Records contained in a dataset:
** start **

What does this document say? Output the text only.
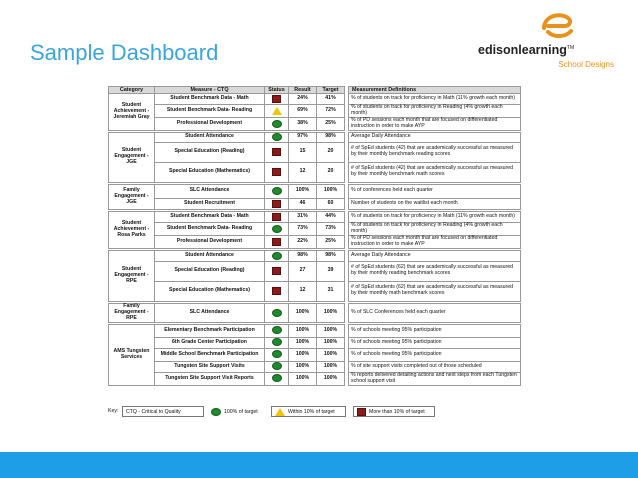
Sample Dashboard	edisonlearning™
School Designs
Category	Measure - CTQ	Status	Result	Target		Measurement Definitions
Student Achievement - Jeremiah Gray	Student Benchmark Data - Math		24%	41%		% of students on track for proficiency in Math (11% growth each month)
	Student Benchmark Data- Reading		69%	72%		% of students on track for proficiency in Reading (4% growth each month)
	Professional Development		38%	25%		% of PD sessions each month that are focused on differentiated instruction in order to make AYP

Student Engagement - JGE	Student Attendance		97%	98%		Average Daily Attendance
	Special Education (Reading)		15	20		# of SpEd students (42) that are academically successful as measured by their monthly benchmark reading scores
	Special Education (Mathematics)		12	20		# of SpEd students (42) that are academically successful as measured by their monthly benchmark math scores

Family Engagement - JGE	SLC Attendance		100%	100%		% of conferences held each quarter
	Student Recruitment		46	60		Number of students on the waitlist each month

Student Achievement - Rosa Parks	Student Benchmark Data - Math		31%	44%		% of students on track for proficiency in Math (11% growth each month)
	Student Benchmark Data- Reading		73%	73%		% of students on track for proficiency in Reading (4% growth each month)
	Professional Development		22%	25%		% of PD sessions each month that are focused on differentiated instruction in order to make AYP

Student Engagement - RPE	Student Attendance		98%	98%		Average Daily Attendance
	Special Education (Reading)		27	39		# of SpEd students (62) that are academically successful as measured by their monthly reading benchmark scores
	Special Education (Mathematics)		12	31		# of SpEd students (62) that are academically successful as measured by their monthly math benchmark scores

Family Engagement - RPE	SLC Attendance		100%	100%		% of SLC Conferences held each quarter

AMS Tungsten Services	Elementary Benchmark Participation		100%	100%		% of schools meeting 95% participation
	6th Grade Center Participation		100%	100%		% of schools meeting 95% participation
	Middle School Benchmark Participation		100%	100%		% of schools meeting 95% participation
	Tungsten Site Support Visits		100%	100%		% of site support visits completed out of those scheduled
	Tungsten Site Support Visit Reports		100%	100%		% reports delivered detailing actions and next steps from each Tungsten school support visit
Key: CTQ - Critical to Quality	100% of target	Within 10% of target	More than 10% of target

** end **
** start **

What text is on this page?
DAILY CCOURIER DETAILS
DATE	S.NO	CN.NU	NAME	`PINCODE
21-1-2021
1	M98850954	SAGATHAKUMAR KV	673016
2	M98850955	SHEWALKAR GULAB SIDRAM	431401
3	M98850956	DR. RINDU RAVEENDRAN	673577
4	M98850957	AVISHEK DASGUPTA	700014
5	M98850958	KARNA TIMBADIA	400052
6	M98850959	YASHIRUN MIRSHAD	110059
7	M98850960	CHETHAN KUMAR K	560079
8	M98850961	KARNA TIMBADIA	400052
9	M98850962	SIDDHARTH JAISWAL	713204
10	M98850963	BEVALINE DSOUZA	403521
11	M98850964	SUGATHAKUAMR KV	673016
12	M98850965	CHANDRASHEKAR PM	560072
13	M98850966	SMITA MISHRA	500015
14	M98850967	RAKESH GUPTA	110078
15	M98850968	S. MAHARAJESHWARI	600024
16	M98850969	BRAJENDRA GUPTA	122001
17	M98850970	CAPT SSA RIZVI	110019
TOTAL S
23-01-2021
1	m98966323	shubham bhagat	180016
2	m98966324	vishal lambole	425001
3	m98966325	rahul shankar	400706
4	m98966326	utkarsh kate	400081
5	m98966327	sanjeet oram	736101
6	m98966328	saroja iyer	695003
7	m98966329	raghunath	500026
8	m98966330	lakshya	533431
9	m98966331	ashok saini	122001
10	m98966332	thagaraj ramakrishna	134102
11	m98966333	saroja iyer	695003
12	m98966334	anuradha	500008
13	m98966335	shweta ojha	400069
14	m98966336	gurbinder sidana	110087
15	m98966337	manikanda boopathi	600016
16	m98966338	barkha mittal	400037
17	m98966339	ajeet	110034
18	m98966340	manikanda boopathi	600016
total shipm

** end **

**DO THIS**. Copy out every line from the material above in which the word "manikanda" appears.

**THE SOLUTION**.
15	m98966337	manikanda boopathi	600016
18	m98966340	manikanda boopathi	600016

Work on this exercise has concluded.